Dataset items:

::::::::

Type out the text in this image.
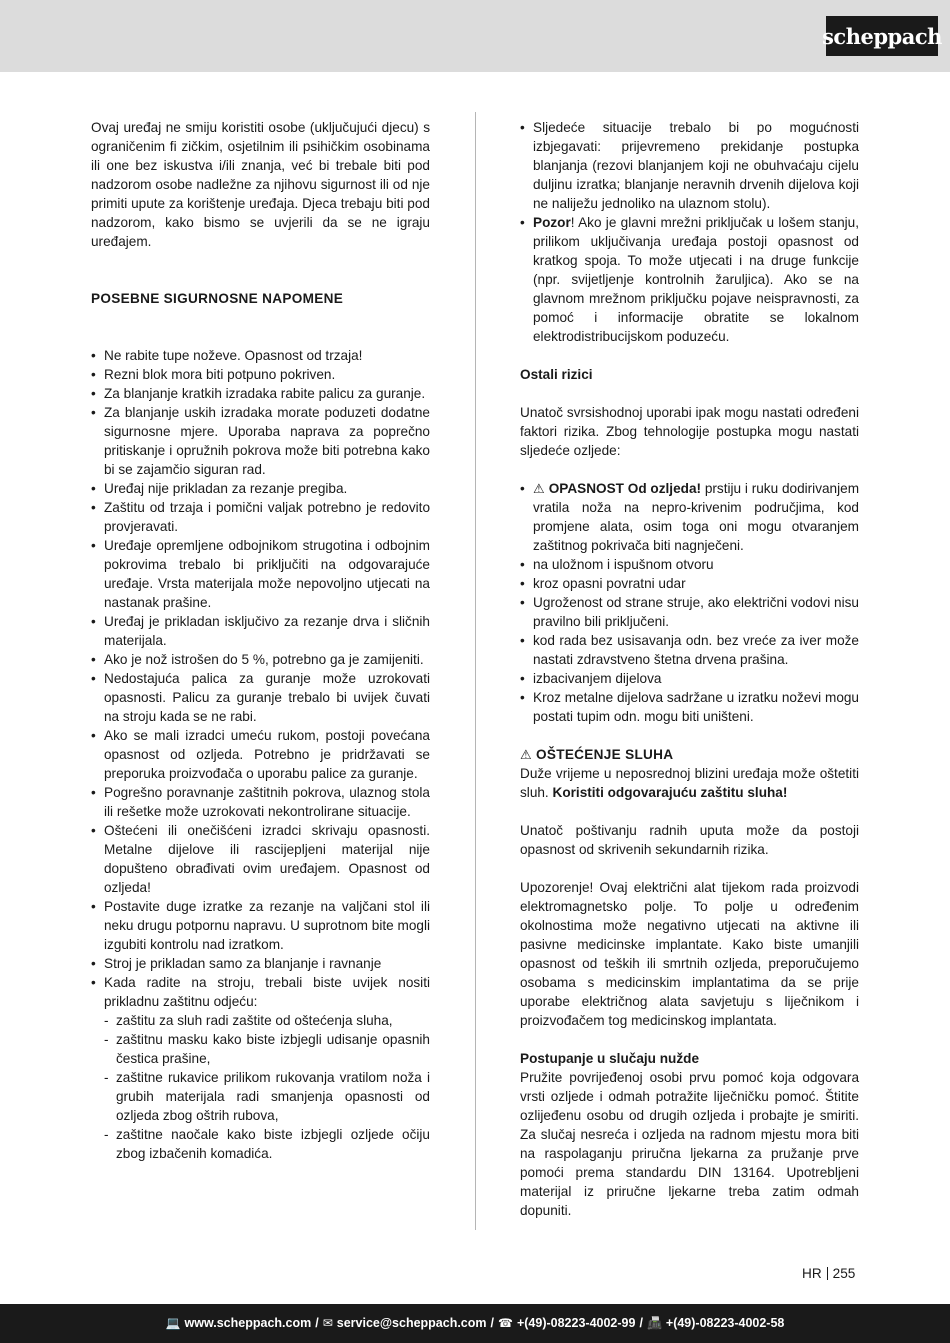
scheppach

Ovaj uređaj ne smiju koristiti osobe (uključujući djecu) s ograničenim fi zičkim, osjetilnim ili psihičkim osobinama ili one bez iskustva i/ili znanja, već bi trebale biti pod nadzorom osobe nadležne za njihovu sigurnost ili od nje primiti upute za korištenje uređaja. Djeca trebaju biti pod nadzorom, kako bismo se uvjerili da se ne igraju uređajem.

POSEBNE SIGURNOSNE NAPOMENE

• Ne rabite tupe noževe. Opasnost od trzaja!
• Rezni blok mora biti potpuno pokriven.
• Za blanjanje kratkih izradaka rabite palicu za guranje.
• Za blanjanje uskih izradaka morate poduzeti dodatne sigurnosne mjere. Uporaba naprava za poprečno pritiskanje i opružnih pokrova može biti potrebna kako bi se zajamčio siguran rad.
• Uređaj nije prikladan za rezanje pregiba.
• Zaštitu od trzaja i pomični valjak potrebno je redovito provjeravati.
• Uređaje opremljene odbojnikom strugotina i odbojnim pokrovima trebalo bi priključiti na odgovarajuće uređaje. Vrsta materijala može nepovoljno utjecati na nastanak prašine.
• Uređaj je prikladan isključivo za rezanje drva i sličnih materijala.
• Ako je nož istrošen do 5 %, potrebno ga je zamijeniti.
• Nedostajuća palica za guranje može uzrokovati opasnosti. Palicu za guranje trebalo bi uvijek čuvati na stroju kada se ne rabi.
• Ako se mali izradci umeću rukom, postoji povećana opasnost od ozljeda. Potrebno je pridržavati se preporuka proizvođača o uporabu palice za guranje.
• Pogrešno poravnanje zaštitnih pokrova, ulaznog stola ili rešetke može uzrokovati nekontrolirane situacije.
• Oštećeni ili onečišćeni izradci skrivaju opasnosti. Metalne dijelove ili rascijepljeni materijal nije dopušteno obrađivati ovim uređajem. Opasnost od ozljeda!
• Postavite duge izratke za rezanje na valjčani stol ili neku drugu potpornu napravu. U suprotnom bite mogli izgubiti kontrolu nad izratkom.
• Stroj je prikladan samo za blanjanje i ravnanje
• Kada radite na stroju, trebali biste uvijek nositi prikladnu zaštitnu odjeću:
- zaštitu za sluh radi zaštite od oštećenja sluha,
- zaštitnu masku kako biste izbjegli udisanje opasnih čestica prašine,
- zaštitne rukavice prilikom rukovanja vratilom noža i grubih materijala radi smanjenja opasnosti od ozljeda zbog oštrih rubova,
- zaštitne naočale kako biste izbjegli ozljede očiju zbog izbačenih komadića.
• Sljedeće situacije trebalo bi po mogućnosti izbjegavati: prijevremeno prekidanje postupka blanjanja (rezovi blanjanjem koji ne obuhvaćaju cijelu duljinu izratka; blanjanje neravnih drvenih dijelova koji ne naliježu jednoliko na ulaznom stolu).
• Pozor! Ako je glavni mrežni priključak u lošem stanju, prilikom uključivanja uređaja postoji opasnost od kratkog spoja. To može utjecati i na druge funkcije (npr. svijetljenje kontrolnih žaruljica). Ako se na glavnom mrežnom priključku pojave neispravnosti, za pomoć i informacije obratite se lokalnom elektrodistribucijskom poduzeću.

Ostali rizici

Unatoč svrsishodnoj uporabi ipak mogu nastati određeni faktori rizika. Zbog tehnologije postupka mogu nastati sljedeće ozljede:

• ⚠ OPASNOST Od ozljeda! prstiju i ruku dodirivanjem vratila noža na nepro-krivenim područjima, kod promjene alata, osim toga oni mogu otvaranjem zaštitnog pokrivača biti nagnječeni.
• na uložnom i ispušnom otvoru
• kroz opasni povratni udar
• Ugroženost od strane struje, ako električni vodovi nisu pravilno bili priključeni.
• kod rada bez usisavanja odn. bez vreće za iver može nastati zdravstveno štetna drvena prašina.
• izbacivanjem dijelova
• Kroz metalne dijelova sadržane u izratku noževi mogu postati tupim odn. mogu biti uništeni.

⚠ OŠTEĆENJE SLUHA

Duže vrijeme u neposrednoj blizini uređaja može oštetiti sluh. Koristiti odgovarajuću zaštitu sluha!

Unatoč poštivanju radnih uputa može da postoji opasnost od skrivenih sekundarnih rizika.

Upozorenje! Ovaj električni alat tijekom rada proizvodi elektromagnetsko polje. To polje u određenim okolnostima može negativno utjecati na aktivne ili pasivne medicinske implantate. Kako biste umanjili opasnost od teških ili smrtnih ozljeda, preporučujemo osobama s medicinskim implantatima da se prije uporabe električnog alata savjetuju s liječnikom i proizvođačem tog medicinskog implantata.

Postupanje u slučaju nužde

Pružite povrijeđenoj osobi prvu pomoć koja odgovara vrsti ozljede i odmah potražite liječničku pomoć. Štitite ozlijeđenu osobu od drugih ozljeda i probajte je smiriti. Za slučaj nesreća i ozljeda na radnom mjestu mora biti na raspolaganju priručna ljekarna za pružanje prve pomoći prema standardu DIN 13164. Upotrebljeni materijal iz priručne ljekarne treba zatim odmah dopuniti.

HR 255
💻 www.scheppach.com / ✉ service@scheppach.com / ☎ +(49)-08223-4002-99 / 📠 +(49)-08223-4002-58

::::::::

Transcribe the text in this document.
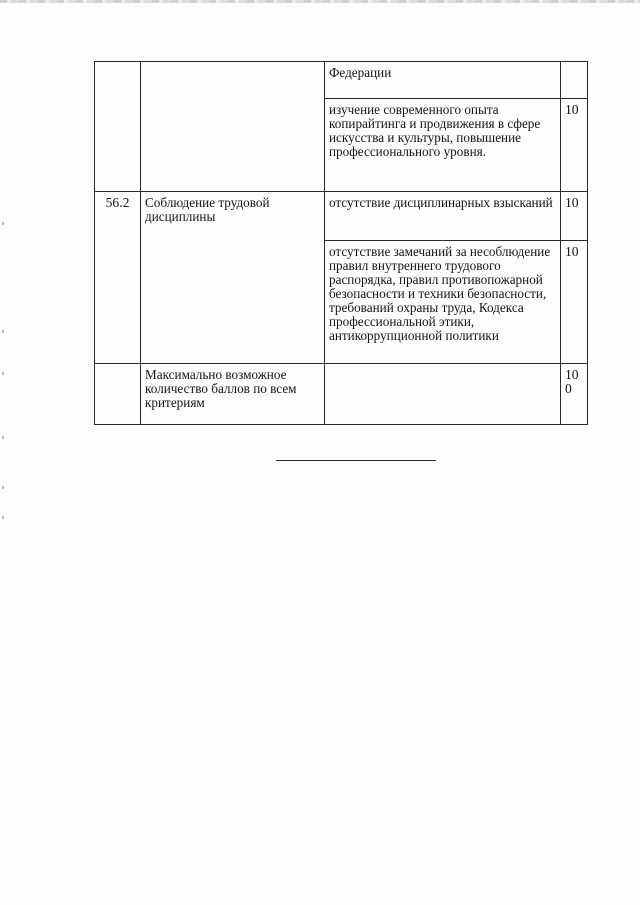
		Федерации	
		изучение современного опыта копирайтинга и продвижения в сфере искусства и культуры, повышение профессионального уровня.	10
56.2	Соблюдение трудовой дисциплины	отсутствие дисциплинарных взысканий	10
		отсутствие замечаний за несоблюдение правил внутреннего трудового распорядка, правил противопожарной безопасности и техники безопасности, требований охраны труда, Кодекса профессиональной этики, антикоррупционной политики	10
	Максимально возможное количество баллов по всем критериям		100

::::::::

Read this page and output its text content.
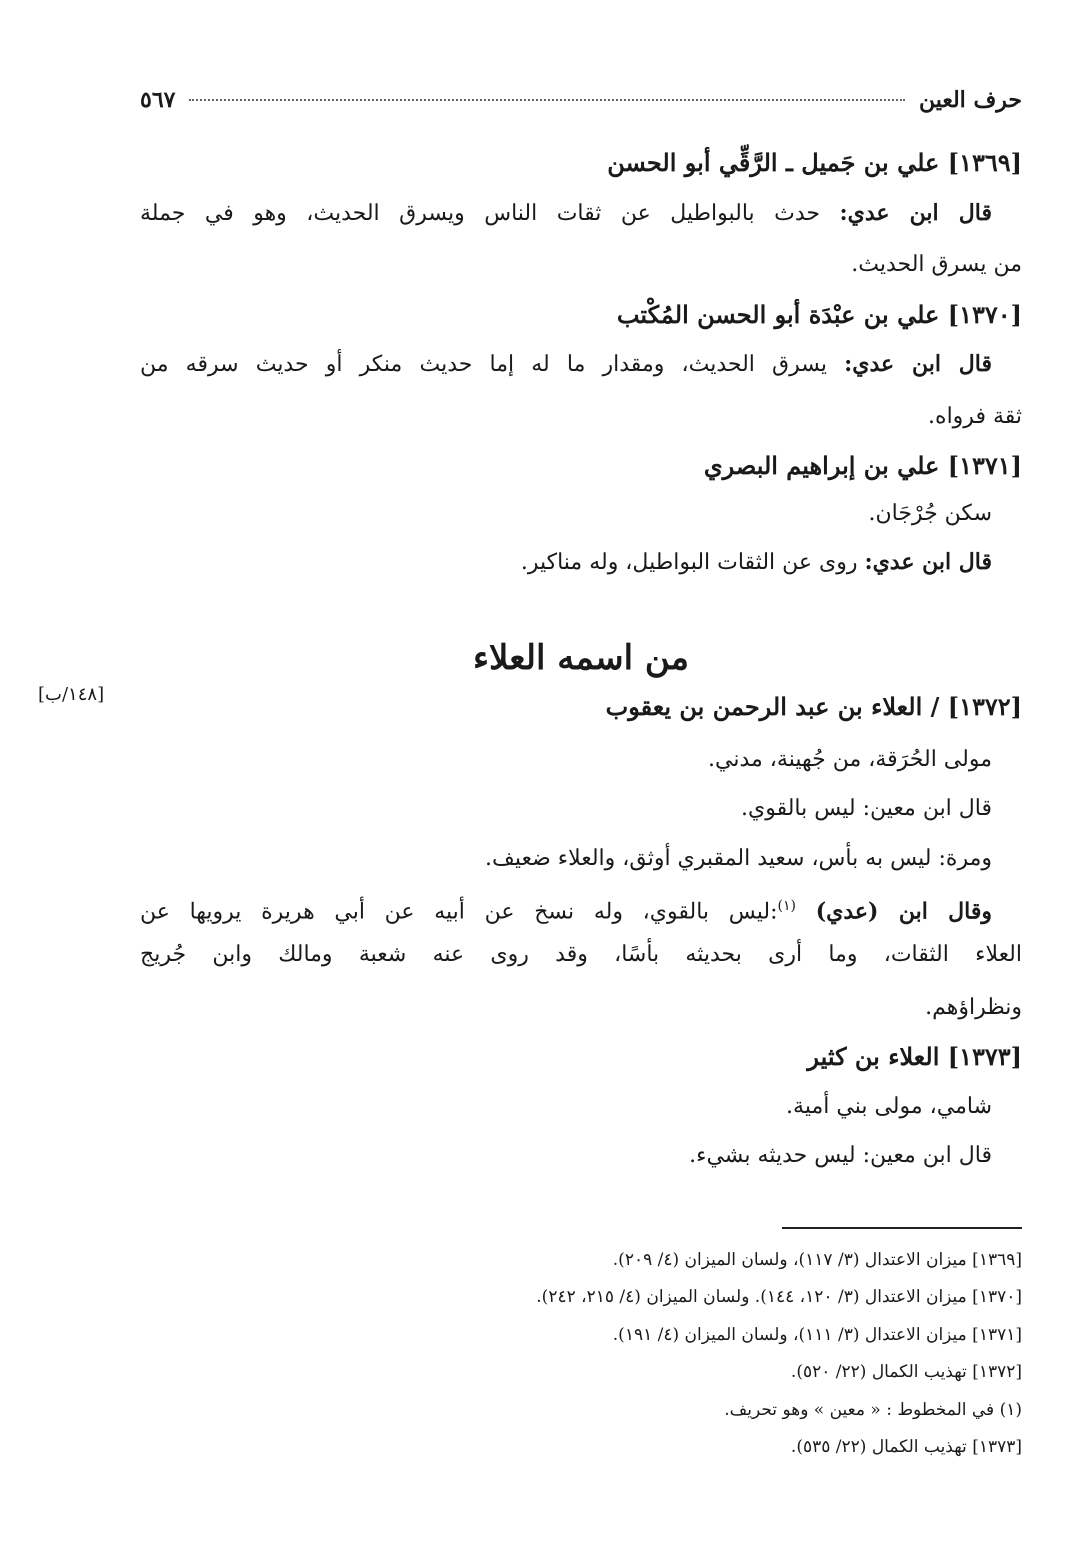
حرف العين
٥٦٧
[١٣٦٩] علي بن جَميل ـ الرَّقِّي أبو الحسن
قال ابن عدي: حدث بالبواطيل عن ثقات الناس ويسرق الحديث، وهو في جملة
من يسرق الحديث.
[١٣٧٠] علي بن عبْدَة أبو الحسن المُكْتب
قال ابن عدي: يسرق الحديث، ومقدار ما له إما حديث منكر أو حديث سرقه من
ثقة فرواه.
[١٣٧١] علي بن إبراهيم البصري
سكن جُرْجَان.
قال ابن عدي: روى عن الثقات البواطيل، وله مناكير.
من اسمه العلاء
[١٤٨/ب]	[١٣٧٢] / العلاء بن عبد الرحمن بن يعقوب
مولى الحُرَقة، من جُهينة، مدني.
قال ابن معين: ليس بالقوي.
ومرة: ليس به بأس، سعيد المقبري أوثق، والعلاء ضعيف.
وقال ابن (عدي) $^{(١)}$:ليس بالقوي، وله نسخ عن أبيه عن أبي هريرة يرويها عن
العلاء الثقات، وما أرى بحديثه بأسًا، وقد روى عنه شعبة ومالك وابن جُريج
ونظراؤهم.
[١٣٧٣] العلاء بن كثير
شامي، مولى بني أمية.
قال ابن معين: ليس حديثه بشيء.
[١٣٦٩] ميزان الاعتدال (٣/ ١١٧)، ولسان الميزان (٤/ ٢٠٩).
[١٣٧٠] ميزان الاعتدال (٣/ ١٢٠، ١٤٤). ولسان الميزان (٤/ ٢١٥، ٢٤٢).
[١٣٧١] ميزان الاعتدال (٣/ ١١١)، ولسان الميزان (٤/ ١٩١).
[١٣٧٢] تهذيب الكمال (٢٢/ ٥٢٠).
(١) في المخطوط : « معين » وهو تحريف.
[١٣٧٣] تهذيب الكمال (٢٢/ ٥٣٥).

::::::::

WHAT THE EXERCISE ASKS — Show all lines from the data above in which the word "отсутствие" appears.

OUTPUT FOR THIS EXERCISE —
56.2	Соблюдение трудовой дисциплины	отсутствие дисциплинарных взысканий	10
		отсутствие замечаний за несоблюдение правил внутреннего трудового распорядка, правил противопожарной безопасности и техники безопасности, требований охраны труда, Кодекса профессиональной этики, антикоррупционной политики	10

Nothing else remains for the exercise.